Copy each line of the listing below exactly.

* begin Dataset rows *

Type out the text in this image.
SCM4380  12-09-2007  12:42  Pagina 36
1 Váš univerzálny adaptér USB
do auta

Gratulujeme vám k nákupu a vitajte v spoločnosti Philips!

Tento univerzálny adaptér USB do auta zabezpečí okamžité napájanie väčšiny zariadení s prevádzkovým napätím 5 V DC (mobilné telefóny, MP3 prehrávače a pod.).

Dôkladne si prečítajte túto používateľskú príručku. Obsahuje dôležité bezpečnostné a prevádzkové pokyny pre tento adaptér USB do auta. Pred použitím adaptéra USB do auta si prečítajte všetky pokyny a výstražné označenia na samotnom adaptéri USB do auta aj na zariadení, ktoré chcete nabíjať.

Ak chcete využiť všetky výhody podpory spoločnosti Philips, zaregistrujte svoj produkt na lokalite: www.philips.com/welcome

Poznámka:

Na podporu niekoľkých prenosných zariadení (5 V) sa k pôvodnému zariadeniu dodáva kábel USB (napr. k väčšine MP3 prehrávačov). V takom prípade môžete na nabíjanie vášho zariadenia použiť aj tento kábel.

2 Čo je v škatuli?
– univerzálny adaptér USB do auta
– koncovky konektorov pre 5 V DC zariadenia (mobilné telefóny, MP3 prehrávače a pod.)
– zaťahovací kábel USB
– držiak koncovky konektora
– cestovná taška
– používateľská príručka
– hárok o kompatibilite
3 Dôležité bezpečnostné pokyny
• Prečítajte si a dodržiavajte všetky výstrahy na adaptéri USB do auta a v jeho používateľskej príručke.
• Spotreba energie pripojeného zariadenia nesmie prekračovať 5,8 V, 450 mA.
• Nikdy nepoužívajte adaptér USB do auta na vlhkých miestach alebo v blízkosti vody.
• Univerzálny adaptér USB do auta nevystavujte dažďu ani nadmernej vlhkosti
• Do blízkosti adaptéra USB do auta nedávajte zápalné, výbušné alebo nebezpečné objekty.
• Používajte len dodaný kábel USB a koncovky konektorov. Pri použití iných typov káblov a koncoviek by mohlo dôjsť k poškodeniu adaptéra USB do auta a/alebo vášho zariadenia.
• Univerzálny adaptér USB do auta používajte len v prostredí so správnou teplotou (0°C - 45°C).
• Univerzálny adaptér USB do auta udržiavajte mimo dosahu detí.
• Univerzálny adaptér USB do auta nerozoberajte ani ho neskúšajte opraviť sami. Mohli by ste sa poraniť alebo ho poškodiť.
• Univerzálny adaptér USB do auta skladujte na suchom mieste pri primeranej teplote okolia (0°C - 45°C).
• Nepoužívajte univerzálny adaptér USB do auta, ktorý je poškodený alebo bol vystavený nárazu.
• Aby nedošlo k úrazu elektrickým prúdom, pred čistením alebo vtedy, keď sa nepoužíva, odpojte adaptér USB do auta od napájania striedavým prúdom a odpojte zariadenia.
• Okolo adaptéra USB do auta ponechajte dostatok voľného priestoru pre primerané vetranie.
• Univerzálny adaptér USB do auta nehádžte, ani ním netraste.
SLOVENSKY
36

* end Dataset rows *

The solution
Type out the text in this image.
SCM4380  12-09-2007  12:42  Pagina 36
1 Váš univerzálny adaptér USB
do auta

Gratulujeme vám k nákupu a vitajte v spoločnosti Philips!

Tento univerzálny adaptér USB do auta zabezpečí okamžité napájanie väčšiny zariadení s prevádzkovým napätím 5 V DC (mobilné telefóny, MP3 prehrávače a pod.).

Dôkladne si prečítajte túto používateľskú príručku. Obsahuje dôležité bezpečnostné a prevádzkové pokyny pre tento adaptér USB do auta. Pred použitím adaptéra USB do auta si prečítajte všetky pokyny a výstražné označenia na samotnom adaptéri USB do auta aj na zariadení, ktoré chcete nabíjať.

Ak chcete využiť všetky výhody podpory spoločnosti Philips, zaregistrujte svoj produkt na lokalite: www.philips.com/welcome

Poznámka:

Na podporu niekoľkých prenosných zariadení (5 V) sa k pôvodnému zariadeniu dodáva kábel USB (napr. k väčšine MP3 prehrávačov). V takom prípade môžete na nabíjanie vášho zariadenia použiť aj tento kábel.

2 Čo je v škatuli?
– univerzálny adaptér USB do auta
– koncovky konektorov pre 5 V DC zariadenia (mobilné telefóny, MP3 prehrávače a pod.)
– zaťahovací kábel USB
– držiak koncovky konektora
– cestovná taška
– používateľská príručka
– hárok o kompatibilite
3 Dôležité bezpečnostné pokyny
• Prečítajte si a dodržiavajte všetky výstrahy na adaptéri USB do auta a v jeho používateľskej príručke.
• Spotreba energie pripojeného zariadenia nesmie prekračovať 5,8 V, 450 mA.
• Nikdy nepoužívajte adaptér USB do auta na vlhkých miestach alebo v blízkosti vody.
• Univerzálny adaptér USB do auta nevystavujte dažďu ani nadmernej vlhkosti
• Do blízkosti adaptéra USB do auta nedávajte zápalné, výbušné alebo nebezpečné objekty.
• Používajte len dodaný kábel USB a koncovky konektorov. Pri použití iných typov káblov a koncoviek by mohlo dôjsť k poškodeniu adaptéra USB do auta a/alebo vášho zariadenia.
• Univerzálny adaptér USB do auta používajte len v prostredí so správnou teplotou (0°C - 45°C).
• Univerzálny adaptér USB do auta udržiavajte mimo dosahu detí.
• Univerzálny adaptér USB do auta nerozoberajte ani ho neskúšajte opraviť sami. Mohli by ste sa poraniť alebo ho poškodiť.
• Univerzálny adaptér USB do auta skladujte na suchom mieste pri primeranej teplote okolia (0°C - 45°C).
• Nepoužívajte univerzálny adaptér USB do auta, ktorý je poškodený alebo bol vystavený nárazu.
• Aby nedošlo k úrazu elektrickým prúdom, pred čistením alebo vtedy, keď sa nepoužíva, odpojte adaptér USB do auta od napájania striedavým prúdom a odpojte zariadenia.
• Okolo adaptéra USB do auta ponechajte dostatok voľného priestoru pre primerané vetranie.
• Univerzálny adaptér USB do auta nehádžte, ani ním netraste.
SLOVENSKY
36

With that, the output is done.